• _To do_
Look through the data and write out every line with the word "华中师范大学第一附属中学" in it.

============================================================

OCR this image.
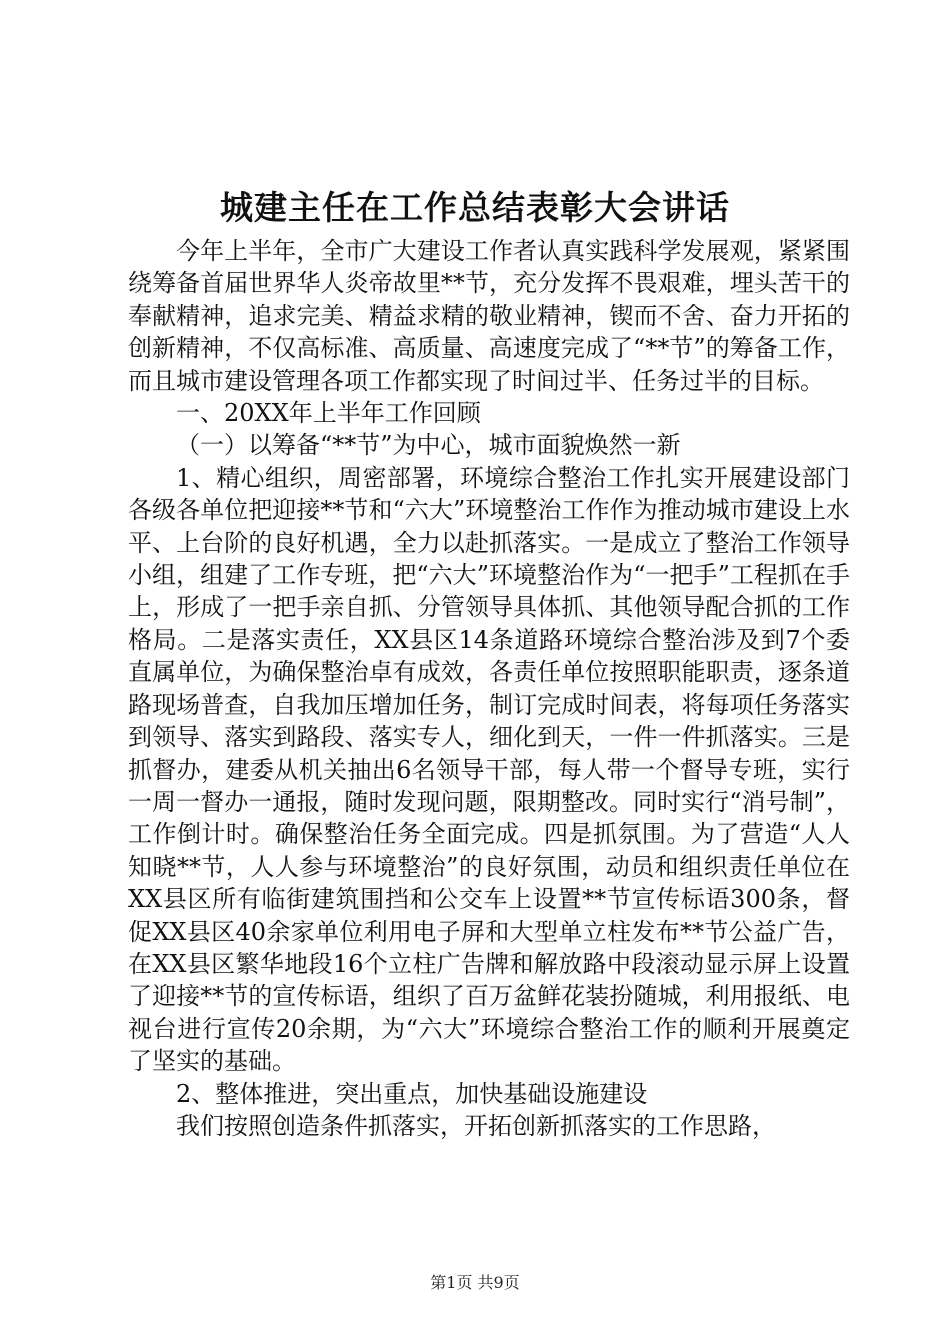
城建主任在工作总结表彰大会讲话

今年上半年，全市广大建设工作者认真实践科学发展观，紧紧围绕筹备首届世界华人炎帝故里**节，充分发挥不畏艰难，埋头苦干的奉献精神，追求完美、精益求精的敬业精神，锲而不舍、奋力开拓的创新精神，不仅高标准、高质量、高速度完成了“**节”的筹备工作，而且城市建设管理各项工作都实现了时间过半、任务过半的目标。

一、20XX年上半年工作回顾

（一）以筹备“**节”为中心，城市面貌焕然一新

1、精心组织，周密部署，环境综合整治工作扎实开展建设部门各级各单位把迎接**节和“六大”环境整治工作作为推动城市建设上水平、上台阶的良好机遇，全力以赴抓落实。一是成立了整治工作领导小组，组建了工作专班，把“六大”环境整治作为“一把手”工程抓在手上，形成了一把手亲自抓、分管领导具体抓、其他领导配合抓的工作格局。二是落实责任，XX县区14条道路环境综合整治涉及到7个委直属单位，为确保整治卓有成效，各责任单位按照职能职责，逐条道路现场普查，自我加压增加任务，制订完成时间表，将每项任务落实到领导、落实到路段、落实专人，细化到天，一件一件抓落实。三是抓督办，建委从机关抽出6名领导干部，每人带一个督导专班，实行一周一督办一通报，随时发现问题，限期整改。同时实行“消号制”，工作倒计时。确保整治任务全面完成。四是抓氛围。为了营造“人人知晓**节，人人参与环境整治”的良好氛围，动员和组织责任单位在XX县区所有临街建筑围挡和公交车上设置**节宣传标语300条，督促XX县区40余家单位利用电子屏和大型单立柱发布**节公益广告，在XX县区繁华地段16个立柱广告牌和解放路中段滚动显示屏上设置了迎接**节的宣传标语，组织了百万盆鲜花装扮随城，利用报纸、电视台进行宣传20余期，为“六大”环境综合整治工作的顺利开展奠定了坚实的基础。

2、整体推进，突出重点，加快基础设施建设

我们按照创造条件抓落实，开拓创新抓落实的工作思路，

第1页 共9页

============================================================

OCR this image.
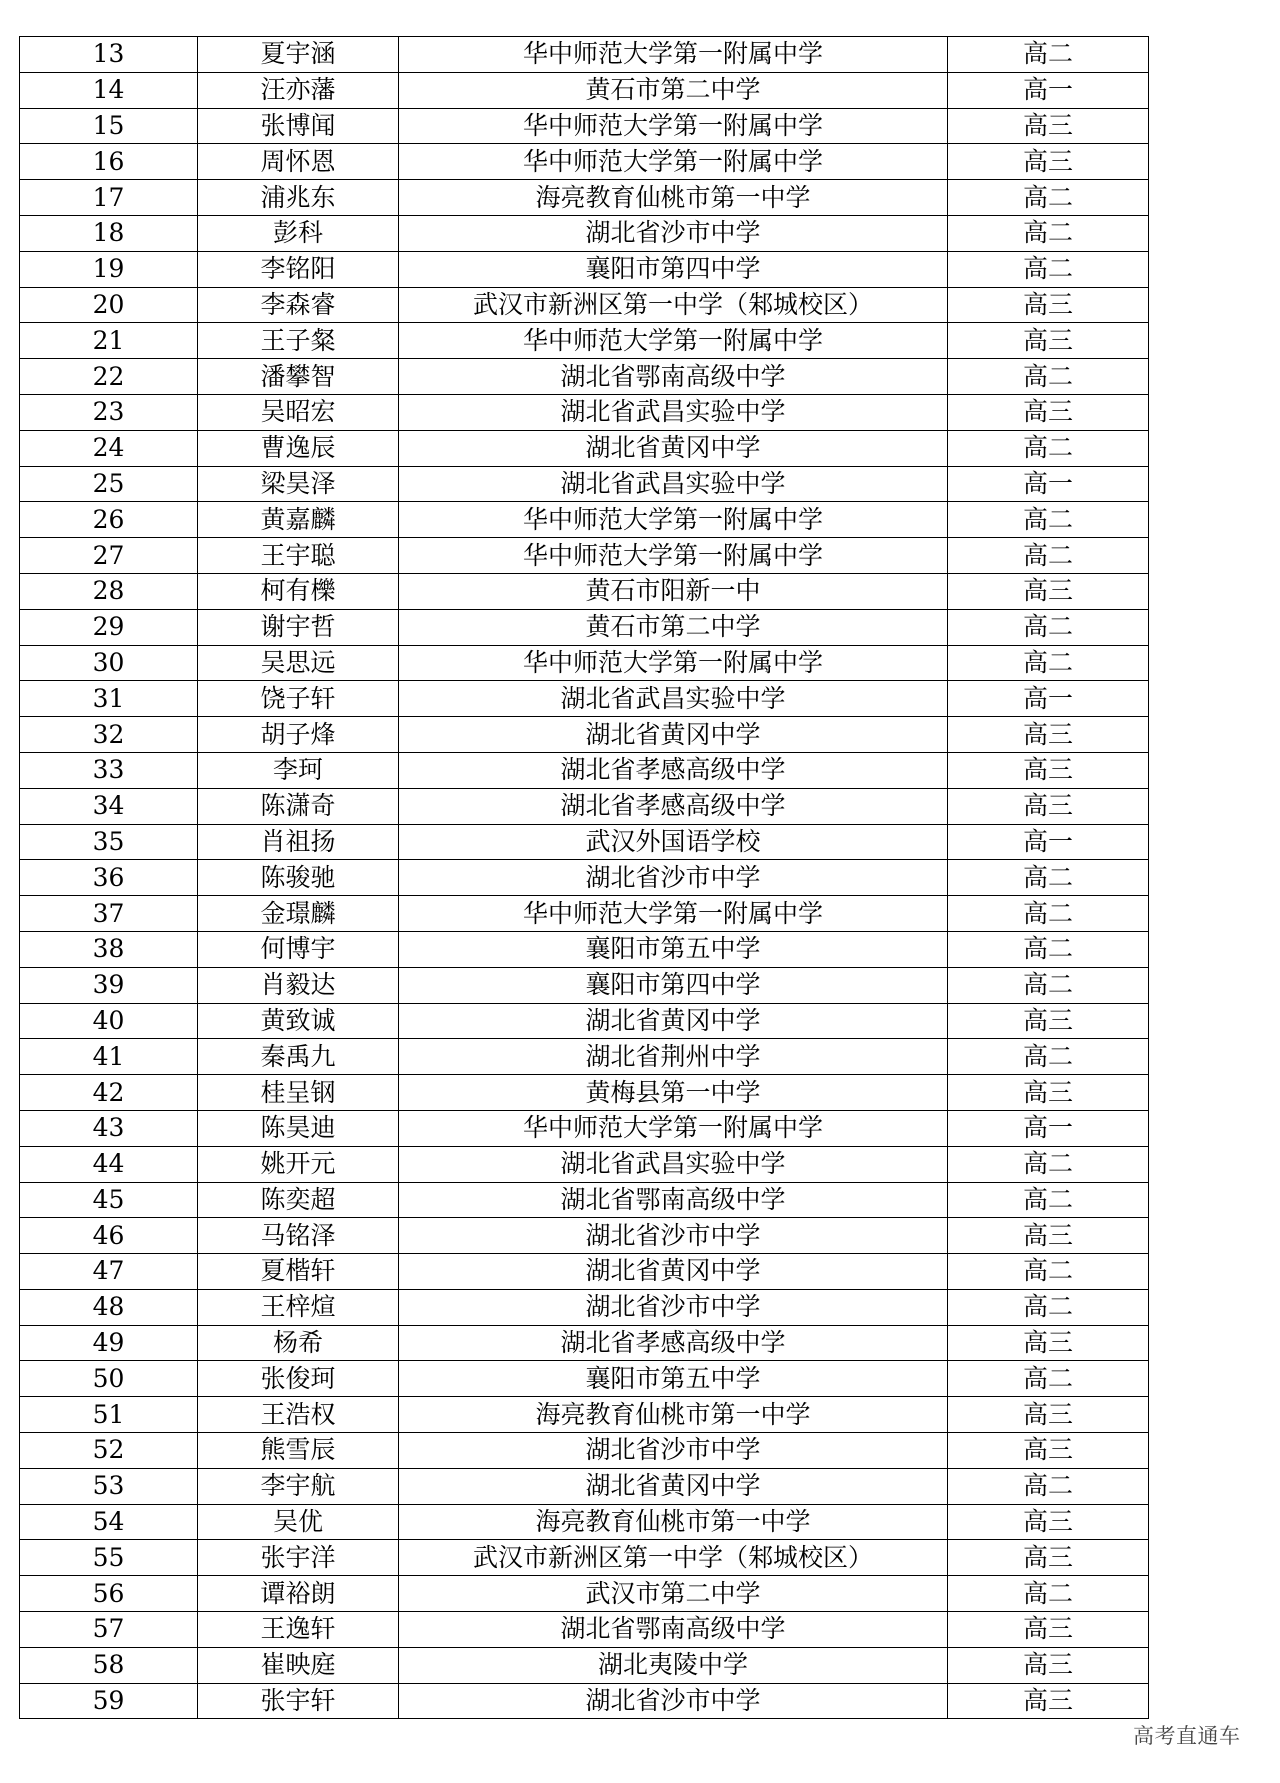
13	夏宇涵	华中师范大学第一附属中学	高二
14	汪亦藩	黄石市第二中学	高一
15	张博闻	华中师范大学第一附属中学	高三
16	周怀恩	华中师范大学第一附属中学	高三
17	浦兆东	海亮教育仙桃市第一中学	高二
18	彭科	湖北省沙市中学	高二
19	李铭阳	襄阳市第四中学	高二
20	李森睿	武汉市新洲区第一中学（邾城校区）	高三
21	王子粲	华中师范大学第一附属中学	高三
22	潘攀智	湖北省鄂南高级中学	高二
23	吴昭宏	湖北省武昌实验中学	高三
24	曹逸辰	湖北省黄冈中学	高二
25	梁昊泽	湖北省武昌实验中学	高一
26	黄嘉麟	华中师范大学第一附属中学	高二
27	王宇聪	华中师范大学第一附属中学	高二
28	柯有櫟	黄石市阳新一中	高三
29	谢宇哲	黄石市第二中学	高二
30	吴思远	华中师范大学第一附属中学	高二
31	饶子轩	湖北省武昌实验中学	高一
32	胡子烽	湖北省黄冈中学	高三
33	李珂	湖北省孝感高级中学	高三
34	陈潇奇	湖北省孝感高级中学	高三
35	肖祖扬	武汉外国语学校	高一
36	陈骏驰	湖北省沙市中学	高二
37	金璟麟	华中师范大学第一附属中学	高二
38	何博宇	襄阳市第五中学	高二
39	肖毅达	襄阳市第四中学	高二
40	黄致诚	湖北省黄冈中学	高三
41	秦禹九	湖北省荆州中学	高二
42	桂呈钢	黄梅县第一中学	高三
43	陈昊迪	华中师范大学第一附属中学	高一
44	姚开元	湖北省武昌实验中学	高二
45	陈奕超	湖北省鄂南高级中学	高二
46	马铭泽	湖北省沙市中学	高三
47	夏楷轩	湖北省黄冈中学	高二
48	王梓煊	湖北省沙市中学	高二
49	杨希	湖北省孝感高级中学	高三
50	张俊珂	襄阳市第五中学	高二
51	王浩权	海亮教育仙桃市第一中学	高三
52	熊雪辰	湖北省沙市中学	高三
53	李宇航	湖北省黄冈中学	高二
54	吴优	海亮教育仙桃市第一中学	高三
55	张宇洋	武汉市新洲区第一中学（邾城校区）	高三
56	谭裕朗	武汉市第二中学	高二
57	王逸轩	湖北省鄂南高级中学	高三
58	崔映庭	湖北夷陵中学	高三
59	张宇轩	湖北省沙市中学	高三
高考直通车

============================================================

• _Full output_
13	夏宇涵	华中师范大学第一附属中学	高二
15	张博闻	华中师范大学第一附属中学	高三
16	周怀恩	华中师范大学第一附属中学	高三
21	王子粲	华中师范大学第一附属中学	高三
26	黄嘉麟	华中师范大学第一附属中学	高二
27	王宇聪	华中师范大学第一附属中学	高二
30	吴思远	华中师范大学第一附属中学	高二
37	金璟麟	华中师范大学第一附属中学	高二
43	陈昊迪	华中师范大学第一附属中学	高一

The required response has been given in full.